[Collected data entries]
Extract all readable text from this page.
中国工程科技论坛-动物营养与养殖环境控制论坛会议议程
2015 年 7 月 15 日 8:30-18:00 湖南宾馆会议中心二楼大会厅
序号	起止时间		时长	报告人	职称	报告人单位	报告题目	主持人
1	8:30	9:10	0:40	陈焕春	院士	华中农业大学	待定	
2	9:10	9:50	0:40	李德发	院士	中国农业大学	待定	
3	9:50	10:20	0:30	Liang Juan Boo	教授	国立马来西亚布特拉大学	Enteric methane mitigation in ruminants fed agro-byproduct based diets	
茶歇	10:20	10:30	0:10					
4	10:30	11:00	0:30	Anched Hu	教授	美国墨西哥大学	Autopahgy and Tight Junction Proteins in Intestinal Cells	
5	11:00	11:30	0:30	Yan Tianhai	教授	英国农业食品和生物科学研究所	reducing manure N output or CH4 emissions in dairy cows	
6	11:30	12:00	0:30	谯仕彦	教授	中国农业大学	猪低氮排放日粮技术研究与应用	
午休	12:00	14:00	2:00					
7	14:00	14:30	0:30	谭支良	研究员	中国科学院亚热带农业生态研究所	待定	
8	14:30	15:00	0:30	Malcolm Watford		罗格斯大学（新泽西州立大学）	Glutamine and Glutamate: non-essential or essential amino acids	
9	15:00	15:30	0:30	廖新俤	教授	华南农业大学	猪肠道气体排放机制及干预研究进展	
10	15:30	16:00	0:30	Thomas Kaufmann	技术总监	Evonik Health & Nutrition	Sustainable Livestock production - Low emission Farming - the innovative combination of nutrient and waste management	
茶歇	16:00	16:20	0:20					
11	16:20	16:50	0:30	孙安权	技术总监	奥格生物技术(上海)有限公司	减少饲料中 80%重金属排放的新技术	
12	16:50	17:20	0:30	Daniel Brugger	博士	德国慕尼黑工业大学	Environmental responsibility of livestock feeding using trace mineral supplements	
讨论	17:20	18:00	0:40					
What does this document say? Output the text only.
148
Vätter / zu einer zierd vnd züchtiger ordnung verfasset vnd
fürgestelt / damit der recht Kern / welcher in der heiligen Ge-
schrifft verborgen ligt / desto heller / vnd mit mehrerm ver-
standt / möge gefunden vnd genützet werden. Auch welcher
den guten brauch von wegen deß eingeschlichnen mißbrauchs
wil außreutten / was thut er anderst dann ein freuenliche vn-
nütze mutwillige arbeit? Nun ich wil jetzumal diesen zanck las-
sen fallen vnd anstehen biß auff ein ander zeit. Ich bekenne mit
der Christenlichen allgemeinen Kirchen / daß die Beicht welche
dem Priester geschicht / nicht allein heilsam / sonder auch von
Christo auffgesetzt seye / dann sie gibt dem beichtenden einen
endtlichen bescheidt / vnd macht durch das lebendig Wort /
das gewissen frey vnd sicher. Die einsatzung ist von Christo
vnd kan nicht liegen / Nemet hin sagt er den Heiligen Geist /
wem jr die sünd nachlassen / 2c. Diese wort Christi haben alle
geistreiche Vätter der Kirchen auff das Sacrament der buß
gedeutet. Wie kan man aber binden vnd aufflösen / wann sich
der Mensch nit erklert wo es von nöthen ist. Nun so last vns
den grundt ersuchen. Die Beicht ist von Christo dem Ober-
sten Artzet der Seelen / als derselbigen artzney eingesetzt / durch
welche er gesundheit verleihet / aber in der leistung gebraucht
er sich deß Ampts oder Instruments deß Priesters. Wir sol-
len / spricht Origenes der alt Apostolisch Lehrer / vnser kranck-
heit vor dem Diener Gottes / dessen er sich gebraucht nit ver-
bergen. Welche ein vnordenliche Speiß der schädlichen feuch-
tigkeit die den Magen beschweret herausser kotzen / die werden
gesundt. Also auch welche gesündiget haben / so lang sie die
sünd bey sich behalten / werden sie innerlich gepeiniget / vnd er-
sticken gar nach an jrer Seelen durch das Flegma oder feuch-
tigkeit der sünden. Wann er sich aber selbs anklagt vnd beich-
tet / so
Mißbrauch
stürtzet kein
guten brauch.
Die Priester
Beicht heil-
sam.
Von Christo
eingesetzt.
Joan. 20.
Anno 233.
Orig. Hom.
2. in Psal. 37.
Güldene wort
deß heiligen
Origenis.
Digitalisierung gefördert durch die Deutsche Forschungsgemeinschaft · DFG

WHAT YOU NEED TO DO » Every line above must appear again in your reply, exactly as written.

FINAL ANSWER »
Extract all readable text from this page.
中国工程科技论坛-动物营养与养殖环境控制论坛会议议程
2015 年 7 月 15 日 8:30-18:00 湖南宾馆会议中心二楼大会厅
序号	起止时间		时长	报告人	职称	报告人单位	报告题目	主持人
1	8:30	9:10	0:40	陈焕春	院士	华中农业大学	待定	
2	9:10	9:50	0:40	李德发	院士	中国农业大学	待定	
3	9:50	10:20	0:30	Liang Juan Boo	教授	国立马来西亚布特拉大学	Enteric methane mitigation in ruminants fed agro-byproduct based diets	
茶歇	10:20	10:30	0:10					
4	10:30	11:00	0:30	Anched Hu	教授	美国墨西哥大学	Autopahgy and Tight Junction Proteins in Intestinal Cells	
5	11:00	11:30	0:30	Yan Tianhai	教授	英国农业食品和生物科学研究所	reducing manure N output or CH4 emissions in dairy cows	
6	11:30	12:00	0:30	谯仕彦	教授	中国农业大学	猪低氮排放日粮技术研究与应用	
午休	12:00	14:00	2:00					
7	14:00	14:30	0:30	谭支良	研究员	中国科学院亚热带农业生态研究所	待定	
8	14:30	15:00	0:30	Malcolm Watford		罗格斯大学（新泽西州立大学）	Glutamine and Glutamate: non-essential or essential amino acids	
9	15:00	15:30	0:30	廖新俤	教授	华南农业大学	猪肠道气体排放机制及干预研究进展	
10	15:30	16:00	0:30	Thomas Kaufmann	技术总监	Evonik Health & Nutrition	Sustainable Livestock production - Low emission Farming - the innovative combination of nutrient and waste management	
茶歇	16:00	16:20	0:20					
11	16:20	16:50	0:30	孙安权	技术总监	奥格生物技术(上海)有限公司	减少饲料中 80%重金属排放的新技术	
12	16:50	17:20	0:30	Daniel Brugger	博士	德国慕尼黑工业大学	Environmental responsibility of livestock feeding using trace mineral supplements	
讨论	17:20	18:00	0:40					
What does this document say? Output the text only.
148
Vätter / zu einer zierd vnd züchtiger ordnung verfasset vnd
fürgestelt / damit der recht Kern / welcher in der heiligen Ge-
schrifft verborgen ligt / desto heller / vnd mit mehrerm ver-
standt / möge gefunden vnd genützet werden. Auch welcher
den guten brauch von wegen deß eingeschlichnen mißbrauchs
wil außreutten / was thut er anderst dann ein freuenliche vn-
nütze mutwillige arbeit? Nun ich wil jetzumal diesen zanck las-
sen fallen vnd anstehen biß auff ein ander zeit. Ich bekenne mit
der Christenlichen allgemeinen Kirchen / daß die Beicht welche
dem Priester geschicht / nicht allein heilsam / sonder auch von
Christo auffgesetzt seye / dann sie gibt dem beichtenden einen
endtlichen bescheidt / vnd macht durch das lebendig Wort /
das gewissen frey vnd sicher. Die einsatzung ist von Christo
vnd kan nicht liegen / Nemet hin sagt er den Heiligen Geist /
wem jr die sünd nachlassen / 2c. Diese wort Christi haben alle
geistreiche Vätter der Kirchen auff das Sacrament der buß
gedeutet. Wie kan man aber binden vnd aufflösen / wann sich
der Mensch nit erklert wo es von nöthen ist. Nun so last vns
den grundt ersuchen. Die Beicht ist von Christo dem Ober-
sten Artzet der Seelen / als derselbigen artzney eingesetzt / durch
welche er gesundheit verleihet / aber in der leistung gebraucht
er sich deß Ampts oder Instruments deß Priesters. Wir sol-
len / spricht Origenes der alt Apostolisch Lehrer / vnser kranck-
heit vor dem Diener Gottes / dessen er sich gebraucht nit ver-
bergen. Welche ein vnordenliche Speiß der schädlichen feuch-
tigkeit die den Magen beschweret herausser kotzen / die werden
gesundt. Also auch welche gesündiget haben / so lang sie die
sünd bey sich behalten / werden sie innerlich gepeiniget / vnd er-
sticken gar nach an jrer Seelen durch das Flegma oder feuch-
tigkeit der sünden. Wann er sich aber selbs anklagt vnd beich-
tet / so
Mißbrauch
stürtzet kein
guten brauch.
Die Priester
Beicht heil-
sam.
Von Christo
eingesetzt.
Joan. 20.
Anno 233.
Orig. Hom.
2. in Psal. 37.
Güldene wort
deß heiligen
Origenis.
Digitalisierung gefördert durch die Deutsche Forschungsgemeinschaft · DFG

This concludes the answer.